Data records
────────────────

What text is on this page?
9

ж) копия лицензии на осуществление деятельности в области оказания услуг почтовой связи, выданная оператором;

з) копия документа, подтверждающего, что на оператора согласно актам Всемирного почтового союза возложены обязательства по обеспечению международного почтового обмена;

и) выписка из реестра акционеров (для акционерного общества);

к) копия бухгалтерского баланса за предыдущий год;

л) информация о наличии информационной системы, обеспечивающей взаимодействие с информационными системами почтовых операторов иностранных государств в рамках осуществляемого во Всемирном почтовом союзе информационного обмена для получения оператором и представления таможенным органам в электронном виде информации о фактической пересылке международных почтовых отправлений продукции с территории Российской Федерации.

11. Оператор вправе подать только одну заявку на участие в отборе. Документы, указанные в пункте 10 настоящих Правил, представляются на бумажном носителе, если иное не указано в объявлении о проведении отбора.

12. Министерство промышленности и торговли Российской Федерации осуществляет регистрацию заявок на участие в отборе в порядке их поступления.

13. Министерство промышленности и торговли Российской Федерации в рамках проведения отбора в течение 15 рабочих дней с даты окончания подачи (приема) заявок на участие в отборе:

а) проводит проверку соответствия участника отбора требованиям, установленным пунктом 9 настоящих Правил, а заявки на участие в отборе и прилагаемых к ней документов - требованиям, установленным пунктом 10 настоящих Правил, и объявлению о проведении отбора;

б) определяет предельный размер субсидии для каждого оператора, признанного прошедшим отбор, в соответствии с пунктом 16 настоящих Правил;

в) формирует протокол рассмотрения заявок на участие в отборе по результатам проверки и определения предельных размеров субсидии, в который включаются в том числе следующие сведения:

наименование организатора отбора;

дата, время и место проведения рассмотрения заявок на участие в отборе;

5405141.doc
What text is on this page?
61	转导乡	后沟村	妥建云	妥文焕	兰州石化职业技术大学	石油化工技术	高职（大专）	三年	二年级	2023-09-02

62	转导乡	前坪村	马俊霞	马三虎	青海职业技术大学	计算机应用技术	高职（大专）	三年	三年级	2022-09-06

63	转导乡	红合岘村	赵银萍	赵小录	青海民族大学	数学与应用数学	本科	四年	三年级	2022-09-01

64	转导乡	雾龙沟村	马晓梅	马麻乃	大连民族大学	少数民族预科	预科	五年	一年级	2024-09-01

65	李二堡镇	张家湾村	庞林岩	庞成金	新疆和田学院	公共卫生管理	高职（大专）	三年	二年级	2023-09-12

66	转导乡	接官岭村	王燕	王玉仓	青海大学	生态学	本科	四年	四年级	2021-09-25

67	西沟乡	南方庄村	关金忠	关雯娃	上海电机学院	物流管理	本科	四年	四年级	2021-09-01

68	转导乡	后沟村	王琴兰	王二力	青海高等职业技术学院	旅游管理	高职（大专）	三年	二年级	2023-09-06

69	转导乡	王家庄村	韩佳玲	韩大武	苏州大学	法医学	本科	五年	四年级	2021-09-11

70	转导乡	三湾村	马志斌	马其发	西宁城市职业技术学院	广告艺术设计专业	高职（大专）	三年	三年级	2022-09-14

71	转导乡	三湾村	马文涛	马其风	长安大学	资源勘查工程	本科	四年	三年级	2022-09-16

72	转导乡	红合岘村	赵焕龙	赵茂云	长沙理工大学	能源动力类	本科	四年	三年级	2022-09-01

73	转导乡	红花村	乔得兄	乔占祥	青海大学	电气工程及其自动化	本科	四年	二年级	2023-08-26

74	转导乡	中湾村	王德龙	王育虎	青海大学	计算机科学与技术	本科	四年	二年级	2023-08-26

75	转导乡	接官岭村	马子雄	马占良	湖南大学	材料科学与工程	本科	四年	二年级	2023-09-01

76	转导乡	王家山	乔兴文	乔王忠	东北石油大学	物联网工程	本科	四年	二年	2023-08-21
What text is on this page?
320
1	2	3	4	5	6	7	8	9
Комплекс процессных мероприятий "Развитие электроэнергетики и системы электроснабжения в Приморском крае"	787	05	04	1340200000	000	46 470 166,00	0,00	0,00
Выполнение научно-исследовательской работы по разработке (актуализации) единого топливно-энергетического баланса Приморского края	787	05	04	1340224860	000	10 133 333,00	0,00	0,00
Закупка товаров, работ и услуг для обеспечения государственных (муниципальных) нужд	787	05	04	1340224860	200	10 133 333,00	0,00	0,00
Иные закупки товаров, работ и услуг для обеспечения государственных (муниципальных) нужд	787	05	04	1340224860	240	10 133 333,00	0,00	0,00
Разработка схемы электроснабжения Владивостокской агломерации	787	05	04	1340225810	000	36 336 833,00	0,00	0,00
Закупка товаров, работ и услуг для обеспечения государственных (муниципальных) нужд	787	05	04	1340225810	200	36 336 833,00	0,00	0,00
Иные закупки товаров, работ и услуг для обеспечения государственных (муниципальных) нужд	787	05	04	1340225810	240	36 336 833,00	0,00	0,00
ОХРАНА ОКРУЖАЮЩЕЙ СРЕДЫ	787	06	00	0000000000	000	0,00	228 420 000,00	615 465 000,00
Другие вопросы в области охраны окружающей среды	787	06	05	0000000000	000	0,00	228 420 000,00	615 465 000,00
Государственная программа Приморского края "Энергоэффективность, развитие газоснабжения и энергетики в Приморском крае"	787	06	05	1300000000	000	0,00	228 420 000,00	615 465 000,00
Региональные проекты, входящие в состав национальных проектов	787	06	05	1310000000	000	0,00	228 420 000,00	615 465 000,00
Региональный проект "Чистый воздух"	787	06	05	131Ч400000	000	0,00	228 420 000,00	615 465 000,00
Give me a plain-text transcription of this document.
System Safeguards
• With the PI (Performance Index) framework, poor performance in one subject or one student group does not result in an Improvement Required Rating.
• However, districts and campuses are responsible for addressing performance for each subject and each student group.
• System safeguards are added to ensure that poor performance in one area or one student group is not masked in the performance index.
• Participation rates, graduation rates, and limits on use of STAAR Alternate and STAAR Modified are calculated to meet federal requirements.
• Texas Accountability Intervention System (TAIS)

────────────────

- **SHORT PROBLEM**
Repeat the data exactly. Leave nothing out.

- **RESPONSE TO THIS TASK**
What text is on this page?
9

ж) копия лицензии на осуществление деятельности в области оказания услуг почтовой связи, выданная оператором;

з) копия документа, подтверждающего, что на оператора согласно актам Всемирного почтового союза возложены обязательства по обеспечению международного почтового обмена;

и) выписка из реестра акционеров (для акционерного общества);

к) копия бухгалтерского баланса за предыдущий год;

л) информация о наличии информационной системы, обеспечивающей взаимодействие с информационными системами почтовых операторов иностранных государств в рамках осуществляемого во Всемирном почтовом союзе информационного обмена для получения оператором и представления таможенным органам в электронном виде информации о фактической пересылке международных почтовых отправлений продукции с территории Российской Федерации.

11. Оператор вправе подать только одну заявку на участие в отборе. Документы, указанные в пункте 10 настоящих Правил, представляются на бумажном носителе, если иное не указано в объявлении о проведении отбора.

12. Министерство промышленности и торговли Российской Федерации осуществляет регистрацию заявок на участие в отборе в порядке их поступления.

13. Министерство промышленности и торговли Российской Федерации в рамках проведения отбора в течение 15 рабочих дней с даты окончания подачи (приема) заявок на участие в отборе:

а) проводит проверку соответствия участника отбора требованиям, установленным пунктом 9 настоящих Правил, а заявки на участие в отборе и прилагаемых к ней документов - требованиям, установленным пунктом 10 настоящих Правил, и объявлению о проведении отбора;

б) определяет предельный размер субсидии для каждого оператора, признанного прошедшим отбор, в соответствии с пунктом 16 настоящих Правил;

в) формирует протокол рассмотрения заявок на участие в отборе по результатам проверки и определения предельных размеров субсидии, в который включаются в том числе следующие сведения:

наименование организатора отбора;

дата, время и место проведения рассмотрения заявок на участие в отборе;

5405141.doc
What text is on this page?
61	转导乡	后沟村	妥建云	妥文焕	兰州石化职业技术大学	石油化工技术	高职（大专）	三年	二年级	2023-09-02

62	转导乡	前坪村	马俊霞	马三虎	青海职业技术大学	计算机应用技术	高职（大专）	三年	三年级	2022-09-06

63	转导乡	红合岘村	赵银萍	赵小录	青海民族大学	数学与应用数学	本科	四年	三年级	2022-09-01

64	转导乡	雾龙沟村	马晓梅	马麻乃	大连民族大学	少数民族预科	预科	五年	一年级	2024-09-01

65	李二堡镇	张家湾村	庞林岩	庞成金	新疆和田学院	公共卫生管理	高职（大专）	三年	二年级	2023-09-12

66	转导乡	接官岭村	王燕	王玉仓	青海大学	生态学	本科	四年	四年级	2021-09-25

67	西沟乡	南方庄村	关金忠	关雯娃	上海电机学院	物流管理	本科	四年	四年级	2021-09-01

68	转导乡	后沟村	王琴兰	王二力	青海高等职业技术学院	旅游管理	高职（大专）	三年	二年级	2023-09-06

69	转导乡	王家庄村	韩佳玲	韩大武	苏州大学	法医学	本科	五年	四年级	2021-09-11

70	转导乡	三湾村	马志斌	马其发	西宁城市职业技术学院	广告艺术设计专业	高职（大专）	三年	三年级	2022-09-14

71	转导乡	三湾村	马文涛	马其风	长安大学	资源勘查工程	本科	四年	三年级	2022-09-16

72	转导乡	红合岘村	赵焕龙	赵茂云	长沙理工大学	能源动力类	本科	四年	三年级	2022-09-01

73	转导乡	红花村	乔得兄	乔占祥	青海大学	电气工程及其自动化	本科	四年	二年级	2023-08-26

74	转导乡	中湾村	王德龙	王育虎	青海大学	计算机科学与技术	本科	四年	二年级	2023-08-26

75	转导乡	接官岭村	马子雄	马占良	湖南大学	材料科学与工程	本科	四年	二年级	2023-09-01

76	转导乡	王家山	乔兴文	乔王忠	东北石油大学	物联网工程	本科	四年	二年	2023-08-21
What text is on this page?
320
1	2	3	4	5	6	7	8	9
Комплекс процессных мероприятий "Развитие электроэнергетики и системы электроснабжения в Приморском крае"	787	05	04	1340200000	000	46 470 166,00	0,00	0,00
Выполнение научно-исследовательской работы по разработке (актуализации) единого топливно-энергетического баланса Приморского края	787	05	04	1340224860	000	10 133 333,00	0,00	0,00
Закупка товаров, работ и услуг для обеспечения государственных (муниципальных) нужд	787	05	04	1340224860	200	10 133 333,00	0,00	0,00
Иные закупки товаров, работ и услуг для обеспечения государственных (муниципальных) нужд	787	05	04	1340224860	240	10 133 333,00	0,00	0,00
Разработка схемы электроснабжения Владивостокской агломерации	787	05	04	1340225810	000	36 336 833,00	0,00	0,00
Закупка товаров, работ и услуг для обеспечения государственных (муниципальных) нужд	787	05	04	1340225810	200	36 336 833,00	0,00	0,00
Иные закупки товаров, работ и услуг для обеспечения государственных (муниципальных) нужд	787	05	04	1340225810	240	36 336 833,00	0,00	0,00
ОХРАНА ОКРУЖАЮЩЕЙ СРЕДЫ	787	06	00	0000000000	000	0,00	228 420 000,00	615 465 000,00
Другие вопросы в области охраны окружающей среды	787	06	05	0000000000	000	0,00	228 420 000,00	615 465 000,00
Государственная программа Приморского края "Энергоэффективность, развитие газоснабжения и энергетики в Приморском крае"	787	06	05	1300000000	000	0,00	228 420 000,00	615 465 000,00
Региональные проекты, входящие в состав национальных проектов	787	06	05	1310000000	000	0,00	228 420 000,00	615 465 000,00
Региональный проект "Чистый воздух"	787	06	05	131Ч400000	000	0,00	228 420 000,00	615 465 000,00
Give me a plain-text transcription of this document.
System Safeguards
• With the PI (Performance Index) framework, poor performance in one subject or one student group does not result in an Improvement Required Rating.
• However, districts and campuses are responsible for addressing performance for each subject and each student group.
• System safeguards are added to ensure that poor performance in one area or one student group is not masked in the performance index.
• Participation rates, graduation rates, and limits on use of STAAR Alternate and STAAR Modified are calculated to meet federal requirements.
• Texas Accountability Intervention System (TAIS)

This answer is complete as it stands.